Copy the lines verbatim, beginning with the line that contains "parcel-label-2: 2 — [633, 715, 645, 741]" and stopping after the line that contains "parcel-boundary-middle — [521, 760, 683, 769]".

>>>>

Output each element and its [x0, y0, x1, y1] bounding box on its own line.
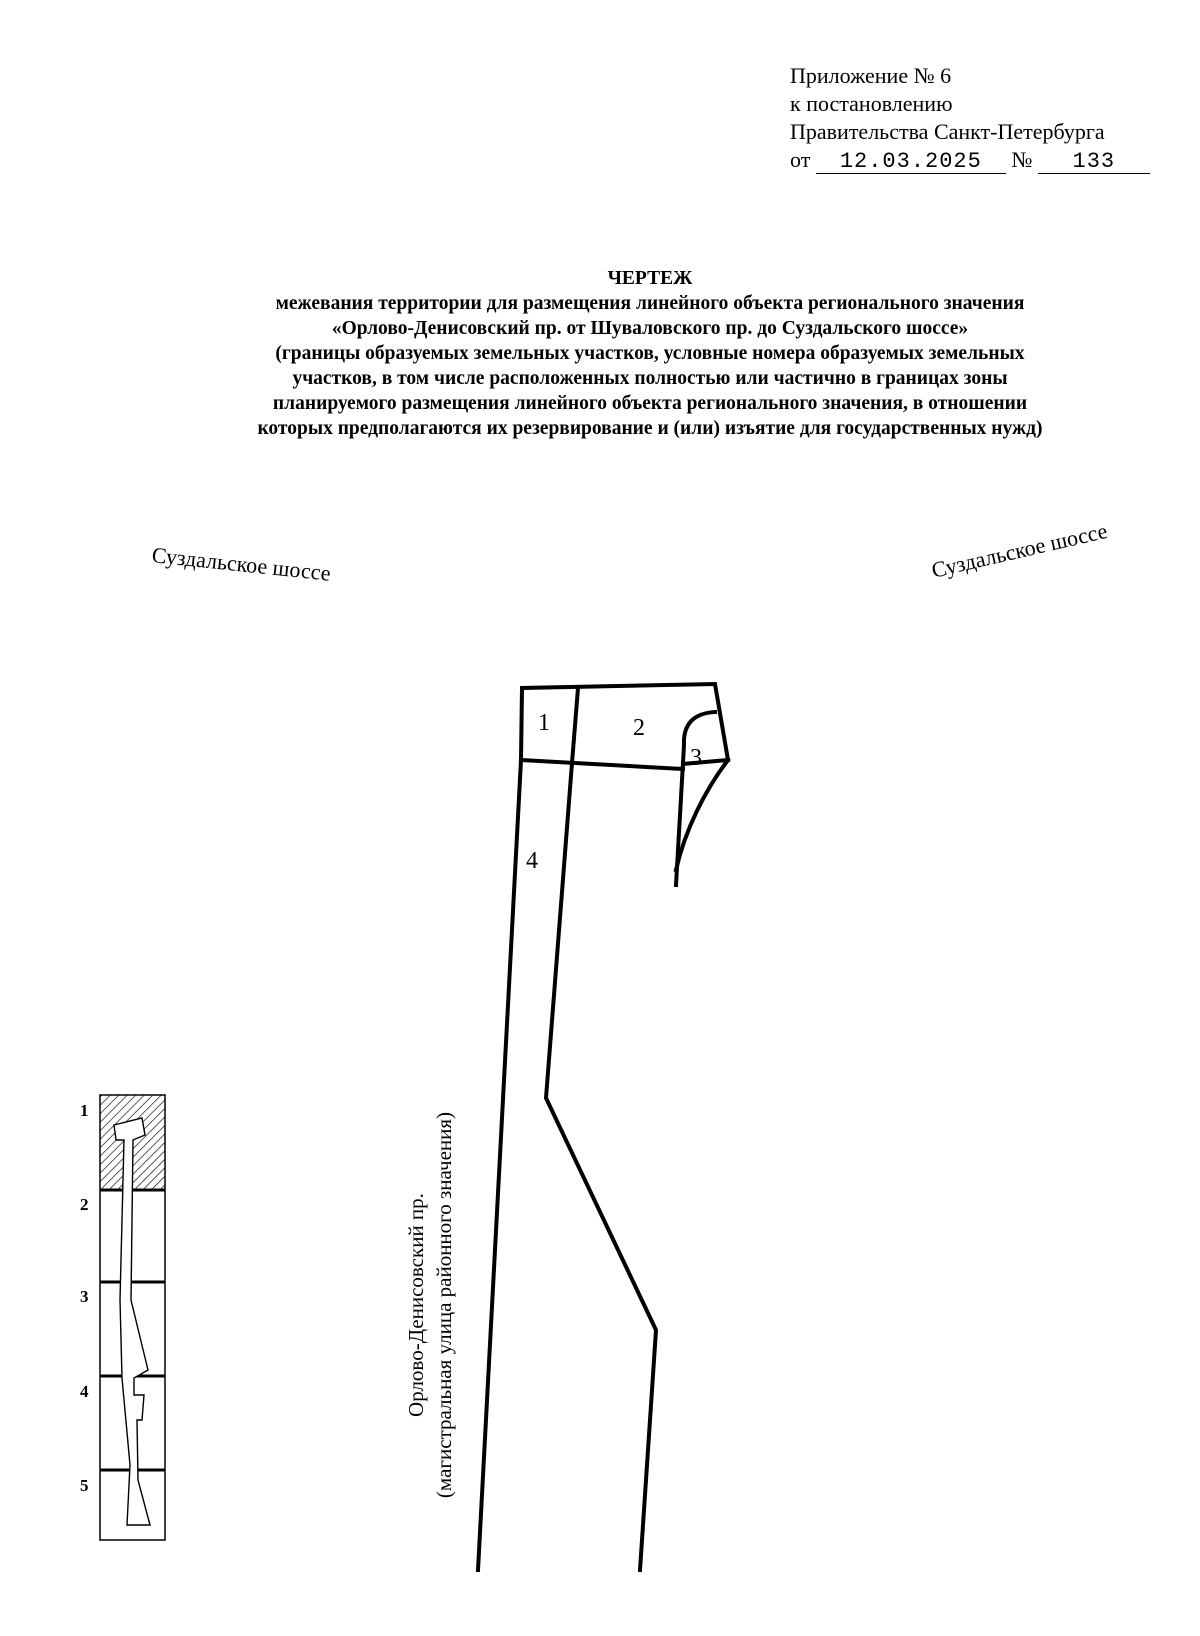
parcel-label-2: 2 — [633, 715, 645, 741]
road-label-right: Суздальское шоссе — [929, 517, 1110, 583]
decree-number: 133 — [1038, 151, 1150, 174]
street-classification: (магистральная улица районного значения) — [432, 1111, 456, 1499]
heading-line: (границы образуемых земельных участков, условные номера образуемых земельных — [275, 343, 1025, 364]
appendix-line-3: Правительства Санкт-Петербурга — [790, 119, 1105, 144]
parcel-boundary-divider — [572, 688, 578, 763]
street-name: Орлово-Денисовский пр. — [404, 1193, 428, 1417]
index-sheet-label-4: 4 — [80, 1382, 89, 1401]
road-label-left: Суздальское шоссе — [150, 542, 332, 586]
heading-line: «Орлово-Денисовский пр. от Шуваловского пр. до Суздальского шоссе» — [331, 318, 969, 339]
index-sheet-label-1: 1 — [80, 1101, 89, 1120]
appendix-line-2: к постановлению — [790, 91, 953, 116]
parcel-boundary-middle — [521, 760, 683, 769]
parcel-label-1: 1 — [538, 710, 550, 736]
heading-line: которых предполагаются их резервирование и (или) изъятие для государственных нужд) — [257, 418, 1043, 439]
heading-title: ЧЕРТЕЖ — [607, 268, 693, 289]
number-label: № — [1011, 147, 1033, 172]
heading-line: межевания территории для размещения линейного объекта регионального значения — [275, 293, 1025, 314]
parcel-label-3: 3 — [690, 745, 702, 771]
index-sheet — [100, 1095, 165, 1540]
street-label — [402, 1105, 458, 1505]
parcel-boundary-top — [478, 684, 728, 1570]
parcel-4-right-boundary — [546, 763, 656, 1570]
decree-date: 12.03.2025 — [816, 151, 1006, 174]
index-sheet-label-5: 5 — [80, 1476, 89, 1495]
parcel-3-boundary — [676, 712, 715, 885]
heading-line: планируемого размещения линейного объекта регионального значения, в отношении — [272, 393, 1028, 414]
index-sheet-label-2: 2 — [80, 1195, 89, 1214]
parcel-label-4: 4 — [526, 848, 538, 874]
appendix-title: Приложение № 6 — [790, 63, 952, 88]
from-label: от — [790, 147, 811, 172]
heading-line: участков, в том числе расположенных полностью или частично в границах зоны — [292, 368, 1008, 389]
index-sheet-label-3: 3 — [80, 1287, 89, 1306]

<<<<
>>>>

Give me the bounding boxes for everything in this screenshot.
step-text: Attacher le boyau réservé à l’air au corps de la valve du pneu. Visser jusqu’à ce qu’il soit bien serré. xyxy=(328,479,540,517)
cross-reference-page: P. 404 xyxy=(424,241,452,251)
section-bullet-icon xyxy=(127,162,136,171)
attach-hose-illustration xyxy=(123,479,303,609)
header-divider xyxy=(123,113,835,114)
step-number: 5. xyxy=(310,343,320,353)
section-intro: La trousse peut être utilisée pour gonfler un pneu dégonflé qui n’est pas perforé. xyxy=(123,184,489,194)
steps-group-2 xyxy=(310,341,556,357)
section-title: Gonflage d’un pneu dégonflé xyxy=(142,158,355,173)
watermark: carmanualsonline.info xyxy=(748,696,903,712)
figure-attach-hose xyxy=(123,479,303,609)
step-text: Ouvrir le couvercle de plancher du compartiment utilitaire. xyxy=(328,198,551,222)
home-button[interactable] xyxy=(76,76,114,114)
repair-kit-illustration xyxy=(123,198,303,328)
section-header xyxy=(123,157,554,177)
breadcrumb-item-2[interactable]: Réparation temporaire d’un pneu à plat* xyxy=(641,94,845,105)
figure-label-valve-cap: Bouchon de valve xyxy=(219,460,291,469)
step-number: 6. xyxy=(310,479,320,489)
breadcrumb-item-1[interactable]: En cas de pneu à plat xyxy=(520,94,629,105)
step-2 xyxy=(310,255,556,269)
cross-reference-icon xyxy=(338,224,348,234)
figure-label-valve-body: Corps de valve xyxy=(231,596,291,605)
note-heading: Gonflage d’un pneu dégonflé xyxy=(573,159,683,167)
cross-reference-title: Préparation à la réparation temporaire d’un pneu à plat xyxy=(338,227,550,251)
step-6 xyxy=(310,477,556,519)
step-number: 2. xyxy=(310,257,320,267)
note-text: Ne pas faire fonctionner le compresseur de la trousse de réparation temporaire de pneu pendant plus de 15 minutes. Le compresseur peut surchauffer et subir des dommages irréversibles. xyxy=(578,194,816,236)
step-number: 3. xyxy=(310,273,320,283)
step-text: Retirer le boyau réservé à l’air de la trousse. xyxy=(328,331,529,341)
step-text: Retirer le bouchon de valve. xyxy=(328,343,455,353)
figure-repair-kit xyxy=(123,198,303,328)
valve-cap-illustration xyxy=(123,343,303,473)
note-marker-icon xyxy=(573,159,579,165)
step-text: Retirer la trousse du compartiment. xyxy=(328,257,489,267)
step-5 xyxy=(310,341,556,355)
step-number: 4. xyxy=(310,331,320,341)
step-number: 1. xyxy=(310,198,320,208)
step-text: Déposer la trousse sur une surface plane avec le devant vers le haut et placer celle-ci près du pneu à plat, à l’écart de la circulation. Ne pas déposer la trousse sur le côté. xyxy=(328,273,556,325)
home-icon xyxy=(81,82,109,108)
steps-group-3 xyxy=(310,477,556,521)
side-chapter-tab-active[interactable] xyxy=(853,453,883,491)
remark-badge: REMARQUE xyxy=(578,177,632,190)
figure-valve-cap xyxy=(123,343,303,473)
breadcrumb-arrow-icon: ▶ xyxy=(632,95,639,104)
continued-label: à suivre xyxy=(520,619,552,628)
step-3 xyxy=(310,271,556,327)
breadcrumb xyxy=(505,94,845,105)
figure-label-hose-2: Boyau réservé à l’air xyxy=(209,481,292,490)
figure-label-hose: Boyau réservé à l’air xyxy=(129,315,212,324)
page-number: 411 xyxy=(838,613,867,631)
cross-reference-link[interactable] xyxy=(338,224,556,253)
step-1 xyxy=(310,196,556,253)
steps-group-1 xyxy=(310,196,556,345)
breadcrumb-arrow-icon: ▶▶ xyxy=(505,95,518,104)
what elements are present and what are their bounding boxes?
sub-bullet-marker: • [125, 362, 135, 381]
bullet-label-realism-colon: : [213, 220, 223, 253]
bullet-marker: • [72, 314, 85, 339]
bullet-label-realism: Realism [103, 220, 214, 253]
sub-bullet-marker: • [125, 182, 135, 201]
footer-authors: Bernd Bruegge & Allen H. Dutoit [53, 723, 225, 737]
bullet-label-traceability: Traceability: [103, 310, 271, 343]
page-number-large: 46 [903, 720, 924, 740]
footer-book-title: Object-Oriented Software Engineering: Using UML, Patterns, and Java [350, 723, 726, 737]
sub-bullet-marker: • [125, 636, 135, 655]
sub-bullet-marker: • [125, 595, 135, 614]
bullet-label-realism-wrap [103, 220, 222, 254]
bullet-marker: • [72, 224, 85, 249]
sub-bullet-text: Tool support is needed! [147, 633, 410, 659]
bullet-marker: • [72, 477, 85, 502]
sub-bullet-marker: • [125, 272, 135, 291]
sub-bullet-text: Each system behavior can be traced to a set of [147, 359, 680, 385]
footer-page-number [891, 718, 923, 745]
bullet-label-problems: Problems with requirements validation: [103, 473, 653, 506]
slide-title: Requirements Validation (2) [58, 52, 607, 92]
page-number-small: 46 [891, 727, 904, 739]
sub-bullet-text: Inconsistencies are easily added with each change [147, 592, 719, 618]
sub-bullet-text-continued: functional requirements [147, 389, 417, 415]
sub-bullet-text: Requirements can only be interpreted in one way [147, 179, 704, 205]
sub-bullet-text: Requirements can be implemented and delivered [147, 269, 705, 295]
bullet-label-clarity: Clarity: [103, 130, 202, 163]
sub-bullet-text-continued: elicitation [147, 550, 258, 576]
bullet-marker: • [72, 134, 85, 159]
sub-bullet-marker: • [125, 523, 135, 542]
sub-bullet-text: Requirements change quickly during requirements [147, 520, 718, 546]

<<<<
>>>>

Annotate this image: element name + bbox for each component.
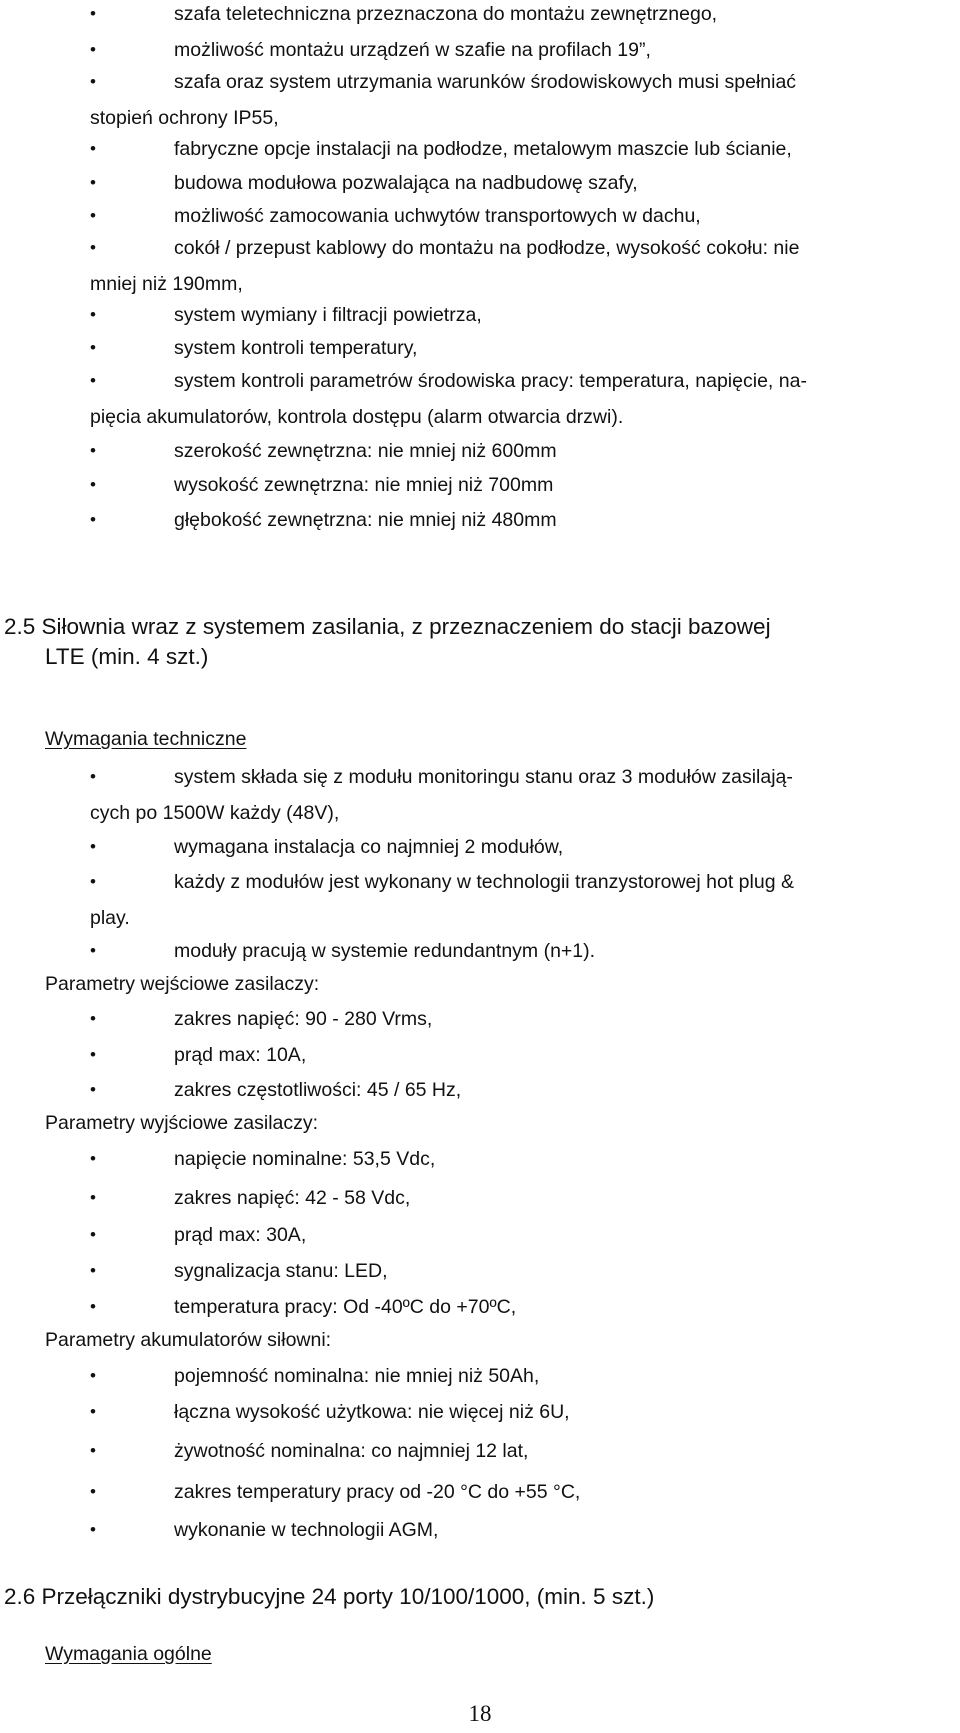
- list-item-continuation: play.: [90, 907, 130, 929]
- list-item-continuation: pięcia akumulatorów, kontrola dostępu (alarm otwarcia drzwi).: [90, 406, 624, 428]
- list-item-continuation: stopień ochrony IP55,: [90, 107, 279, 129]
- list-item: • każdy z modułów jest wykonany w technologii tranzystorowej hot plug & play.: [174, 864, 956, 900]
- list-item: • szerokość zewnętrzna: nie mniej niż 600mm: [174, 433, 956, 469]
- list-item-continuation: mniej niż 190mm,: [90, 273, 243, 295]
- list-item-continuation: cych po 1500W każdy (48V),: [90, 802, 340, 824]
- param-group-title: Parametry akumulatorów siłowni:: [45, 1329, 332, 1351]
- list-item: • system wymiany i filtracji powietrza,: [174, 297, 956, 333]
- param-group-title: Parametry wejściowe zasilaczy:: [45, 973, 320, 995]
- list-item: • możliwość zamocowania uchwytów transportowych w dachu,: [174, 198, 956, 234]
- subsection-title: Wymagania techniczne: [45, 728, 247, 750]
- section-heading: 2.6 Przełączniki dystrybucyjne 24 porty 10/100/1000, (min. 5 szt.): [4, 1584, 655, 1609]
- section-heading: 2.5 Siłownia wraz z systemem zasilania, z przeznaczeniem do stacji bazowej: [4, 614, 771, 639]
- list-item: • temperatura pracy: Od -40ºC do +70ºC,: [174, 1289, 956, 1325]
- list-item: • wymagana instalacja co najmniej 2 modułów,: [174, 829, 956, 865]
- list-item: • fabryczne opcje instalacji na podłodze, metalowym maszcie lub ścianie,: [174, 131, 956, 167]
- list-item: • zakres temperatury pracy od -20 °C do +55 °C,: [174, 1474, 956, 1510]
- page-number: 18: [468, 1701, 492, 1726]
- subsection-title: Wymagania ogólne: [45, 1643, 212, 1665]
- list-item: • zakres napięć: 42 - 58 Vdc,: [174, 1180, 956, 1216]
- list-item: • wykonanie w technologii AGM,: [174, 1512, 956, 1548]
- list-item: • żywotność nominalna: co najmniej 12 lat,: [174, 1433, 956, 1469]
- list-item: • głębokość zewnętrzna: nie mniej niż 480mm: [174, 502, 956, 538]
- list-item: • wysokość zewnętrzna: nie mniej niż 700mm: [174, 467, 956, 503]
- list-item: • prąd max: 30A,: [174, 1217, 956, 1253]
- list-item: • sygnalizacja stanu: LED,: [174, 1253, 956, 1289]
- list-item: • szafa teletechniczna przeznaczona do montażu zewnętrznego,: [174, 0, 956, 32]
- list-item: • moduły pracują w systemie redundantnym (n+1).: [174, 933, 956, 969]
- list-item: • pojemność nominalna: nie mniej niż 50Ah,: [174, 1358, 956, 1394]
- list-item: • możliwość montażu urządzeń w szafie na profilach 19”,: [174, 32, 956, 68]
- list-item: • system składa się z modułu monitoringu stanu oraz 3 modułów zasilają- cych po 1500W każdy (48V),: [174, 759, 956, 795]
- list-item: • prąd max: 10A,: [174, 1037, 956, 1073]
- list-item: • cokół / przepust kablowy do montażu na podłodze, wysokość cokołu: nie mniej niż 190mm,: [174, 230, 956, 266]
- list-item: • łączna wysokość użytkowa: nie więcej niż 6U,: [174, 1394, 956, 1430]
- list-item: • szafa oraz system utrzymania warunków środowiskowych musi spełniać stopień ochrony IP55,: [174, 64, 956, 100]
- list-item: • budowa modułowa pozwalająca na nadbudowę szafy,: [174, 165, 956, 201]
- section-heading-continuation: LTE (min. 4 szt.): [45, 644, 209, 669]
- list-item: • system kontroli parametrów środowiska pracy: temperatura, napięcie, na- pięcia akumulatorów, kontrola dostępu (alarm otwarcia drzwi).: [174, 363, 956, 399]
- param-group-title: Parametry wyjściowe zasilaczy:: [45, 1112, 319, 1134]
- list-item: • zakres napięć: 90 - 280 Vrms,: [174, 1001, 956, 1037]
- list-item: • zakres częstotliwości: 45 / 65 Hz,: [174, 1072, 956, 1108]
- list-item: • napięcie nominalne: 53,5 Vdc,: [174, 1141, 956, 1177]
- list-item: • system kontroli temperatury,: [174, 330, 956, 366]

<<<<

■ Output ■
parcel-label-2: 2 — [633, 715, 645, 741]
road-label-right: Суздальское шоссе — [929, 517, 1110, 583]
decree-number: 133 — [1038, 151, 1150, 174]
street-classification: (магистральная улица районного значения) — [432, 1111, 456, 1499]
heading-line: (границы образуемых земельных участков, условные номера образуемых земельных — [275, 343, 1025, 364]
appendix-line-3: Правительства Санкт-Петербурга — [790, 119, 1105, 144]
parcel-boundary-divider — [572, 688, 578, 763]
street-name: Орлово-Денисовский пр. — [404, 1193, 428, 1417]
index-sheet-label-4: 4 — [80, 1382, 89, 1401]
road-label-left: Суздальское шоссе — [150, 542, 332, 586]
heading-line: «Орлово-Денисовский пр. от Шуваловского пр. до Суздальского шоссе» — [331, 318, 969, 339]
index-sheet-label-1: 1 — [80, 1101, 89, 1120]
appendix-line-2: к постановлению — [790, 91, 953, 116]
parcel-boundary-middle — [521, 760, 683, 769]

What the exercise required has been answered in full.